In the data below, find every line that has the string "this", and copy it.

-- Start of Entries shown --

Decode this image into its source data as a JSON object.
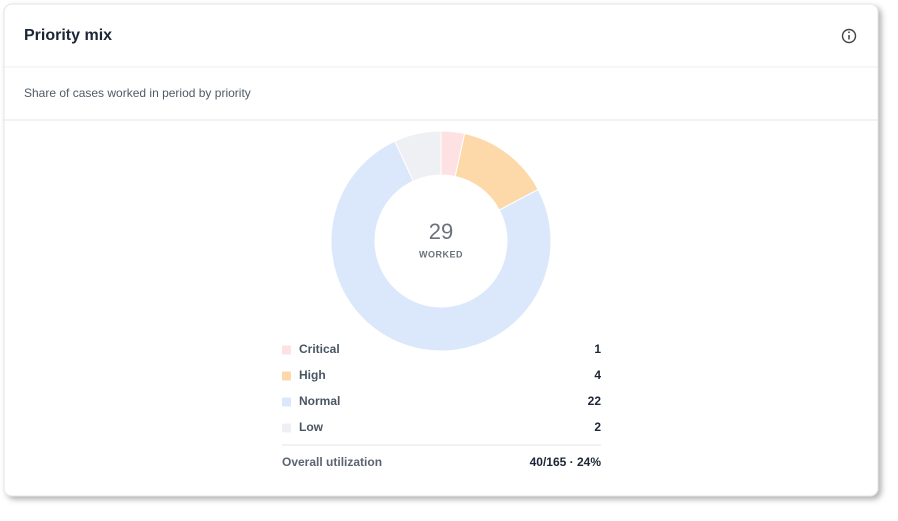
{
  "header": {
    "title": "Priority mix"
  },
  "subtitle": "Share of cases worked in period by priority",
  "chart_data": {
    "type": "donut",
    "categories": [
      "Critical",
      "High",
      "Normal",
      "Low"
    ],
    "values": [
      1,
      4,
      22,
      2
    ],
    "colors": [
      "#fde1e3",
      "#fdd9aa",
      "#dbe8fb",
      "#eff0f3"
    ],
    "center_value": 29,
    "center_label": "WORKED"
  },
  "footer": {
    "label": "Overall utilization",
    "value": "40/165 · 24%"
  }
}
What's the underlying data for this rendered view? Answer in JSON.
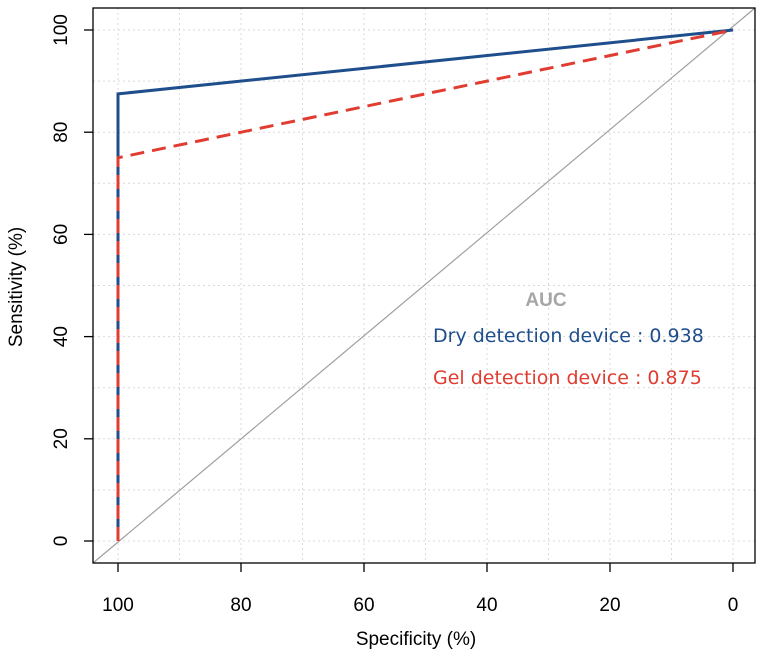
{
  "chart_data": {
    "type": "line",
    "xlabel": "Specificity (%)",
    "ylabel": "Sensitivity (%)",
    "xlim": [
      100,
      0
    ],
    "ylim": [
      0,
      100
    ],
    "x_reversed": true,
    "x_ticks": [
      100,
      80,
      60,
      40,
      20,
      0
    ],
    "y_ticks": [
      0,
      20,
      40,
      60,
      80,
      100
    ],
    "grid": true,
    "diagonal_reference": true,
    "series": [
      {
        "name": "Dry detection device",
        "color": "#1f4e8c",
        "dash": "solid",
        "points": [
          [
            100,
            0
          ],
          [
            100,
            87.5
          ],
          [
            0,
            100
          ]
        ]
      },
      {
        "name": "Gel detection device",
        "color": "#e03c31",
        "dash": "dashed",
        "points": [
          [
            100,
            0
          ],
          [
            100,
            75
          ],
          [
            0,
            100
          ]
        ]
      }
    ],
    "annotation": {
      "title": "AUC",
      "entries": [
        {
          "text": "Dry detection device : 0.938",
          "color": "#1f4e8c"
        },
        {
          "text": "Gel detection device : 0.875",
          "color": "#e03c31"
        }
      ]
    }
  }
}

-- End of Entries shown --

* Correct answer *
Decode this image into its source data as a JSON object.
What's the underlying data for this rendered view? Answer in JSON.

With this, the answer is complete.